Detection of Bovine Respirator Disease Viruses using Viral Neutralization Assays

Detection of Bovine Respiratory Disease Viruses using Viral Neutralization Assays PDF File

Introduction

Bovine respiratory disease (BRD) is the primary cause of feedlot mortality and economic loss in the North American beef industry and majorly affects dairy industry despite 50 years of research efforts.  A combination of stress compromising respiratory defense mechanisms and infection with one or more viruses lead to BRD.  These viruses include bovine parainfluenza-3 virus, or PIV3.  The viral infection suppresses physiological function and allows for further respiratory infection, pneumonia, and death.  Proper control and treatment of BRD relies on diagnosis and treatment of viral contributors in early stages.  We need to develop an effective model, and eventually use that model to test potential compounds against PIV3 using viral neutralization assays on serum from inoculated bovine.  We preformed a blind test on series of serum to determine efficacy of our proposed model in identifying PIV3 exposed cattle.

Methods

• Madin-Darby Bovine Kidney (MDBK) cells provide manageable and robust cellular models for studying viruses.
• Using Madin-Darby Bovine Kidney cells we tested the effects of various bovine obtained serum to suppress PIV3 infection rate, via virus neutralization assays.
• Evaluated the effectivity of different individual bovine serum dilutions on a logarithmic scale by utilizing statistical methodology to validate our model.

Interpretation

The image to the left shows a normal healthy weak of MDCK where the serum protected after five days.  On the right we see a well that shows a serum dilution that failed to protect against PIV3.  It was found that a five day incubation with non heat-inactivated serum was best with a 100,00 virus particle concentration and a 3.3e^4 cell per well was optimal.

Results

Using viral neutralization assays, we found vital evaluation parameters were cell line, virus concentration, and incubation time.  Using the establish protocol above we found that the average of the numerical protection average from the serums tested was around 169.24.  An average standard deviation of 64.65 was obtained, which is a 33% of test varied by about one dilution step from trial to trial.

Conclusions

The protocol for evaluation and testing we developed appeared to have worked efficiently and minimized a lot of random statistical variance.  It allowed us to isolate which samples were best to develop our assays, minimize errors, and isolate what conditions were favorable in a laboratory setting for testing.  The development of the assay shows potential to possibly provide a reasonably quick and high-throughput testing measure to screen various compounds for protection against PIV3 as well as the presence of cytotoxic effects.  Because the samples came from living creatures that have an inherent random error that is not minimizable.  Despite this, the Gaussian distribution shown in the middle chart was sufficient for statistical modeling.  With these results, the logical conclusion would be to report our finding to our sponsors, and see if the results are sufficient for their standards.  If this is the case establishing the next step would be to start the qualification steps of thiis assay and experimental testing before it goes into use.

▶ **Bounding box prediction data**
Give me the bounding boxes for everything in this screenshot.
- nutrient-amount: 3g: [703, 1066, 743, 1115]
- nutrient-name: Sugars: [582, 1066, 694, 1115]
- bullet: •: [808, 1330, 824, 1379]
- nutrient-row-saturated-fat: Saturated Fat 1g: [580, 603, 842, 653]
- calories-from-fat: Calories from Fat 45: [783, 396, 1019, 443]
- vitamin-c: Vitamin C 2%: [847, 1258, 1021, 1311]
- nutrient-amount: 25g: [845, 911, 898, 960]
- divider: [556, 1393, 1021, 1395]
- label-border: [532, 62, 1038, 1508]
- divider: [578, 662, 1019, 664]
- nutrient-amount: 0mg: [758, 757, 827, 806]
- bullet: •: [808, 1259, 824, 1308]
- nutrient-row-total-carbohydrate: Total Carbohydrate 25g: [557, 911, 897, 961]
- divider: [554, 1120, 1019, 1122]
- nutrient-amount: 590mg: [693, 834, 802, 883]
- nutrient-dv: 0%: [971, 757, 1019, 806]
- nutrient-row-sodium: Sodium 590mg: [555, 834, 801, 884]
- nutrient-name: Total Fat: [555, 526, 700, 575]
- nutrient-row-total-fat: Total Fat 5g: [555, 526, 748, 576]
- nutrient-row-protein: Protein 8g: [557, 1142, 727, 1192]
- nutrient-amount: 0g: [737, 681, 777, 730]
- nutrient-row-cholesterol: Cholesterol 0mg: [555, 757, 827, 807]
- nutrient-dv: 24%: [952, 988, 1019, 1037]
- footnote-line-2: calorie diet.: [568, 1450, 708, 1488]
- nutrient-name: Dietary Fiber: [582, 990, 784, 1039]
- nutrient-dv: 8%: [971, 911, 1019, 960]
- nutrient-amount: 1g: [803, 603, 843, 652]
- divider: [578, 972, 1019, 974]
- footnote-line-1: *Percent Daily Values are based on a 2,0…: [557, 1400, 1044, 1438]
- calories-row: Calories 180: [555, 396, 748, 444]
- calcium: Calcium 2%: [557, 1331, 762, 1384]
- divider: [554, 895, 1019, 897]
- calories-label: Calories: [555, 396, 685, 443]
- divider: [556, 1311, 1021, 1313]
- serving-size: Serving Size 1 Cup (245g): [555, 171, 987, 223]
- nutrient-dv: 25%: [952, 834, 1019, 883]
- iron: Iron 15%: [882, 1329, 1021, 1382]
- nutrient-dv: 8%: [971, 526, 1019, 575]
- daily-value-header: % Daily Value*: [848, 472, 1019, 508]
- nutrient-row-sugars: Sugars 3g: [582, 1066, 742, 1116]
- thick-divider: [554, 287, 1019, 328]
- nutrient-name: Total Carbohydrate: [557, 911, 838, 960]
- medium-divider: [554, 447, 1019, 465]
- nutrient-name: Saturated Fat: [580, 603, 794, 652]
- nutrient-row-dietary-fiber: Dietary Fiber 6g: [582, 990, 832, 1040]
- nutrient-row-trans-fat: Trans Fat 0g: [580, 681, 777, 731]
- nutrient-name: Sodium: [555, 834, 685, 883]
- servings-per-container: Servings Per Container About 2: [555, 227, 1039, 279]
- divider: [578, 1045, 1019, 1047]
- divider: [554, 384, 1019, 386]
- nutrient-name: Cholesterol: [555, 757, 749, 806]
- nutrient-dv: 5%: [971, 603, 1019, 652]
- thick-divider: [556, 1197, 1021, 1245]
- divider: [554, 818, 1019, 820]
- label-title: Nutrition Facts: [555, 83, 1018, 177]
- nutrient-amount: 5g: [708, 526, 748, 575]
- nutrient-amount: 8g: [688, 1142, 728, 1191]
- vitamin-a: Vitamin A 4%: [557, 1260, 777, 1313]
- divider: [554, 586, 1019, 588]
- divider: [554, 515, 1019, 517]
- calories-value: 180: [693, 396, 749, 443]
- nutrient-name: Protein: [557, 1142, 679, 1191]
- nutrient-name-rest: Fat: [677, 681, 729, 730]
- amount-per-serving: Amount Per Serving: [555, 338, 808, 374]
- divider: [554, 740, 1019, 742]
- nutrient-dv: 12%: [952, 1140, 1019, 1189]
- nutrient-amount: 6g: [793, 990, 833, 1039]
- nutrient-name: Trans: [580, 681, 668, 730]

▶ **ABOUT THIS EXERCISE**
According to the text on bovine respiratory disease, which virus is named as one of those that lead to the disease? Answer from the text on bovine respiratory disease alone, without using the material.

▶ **EXERCISE OUTPUT**
Bovine parainfluenza-3 virus (PIV3).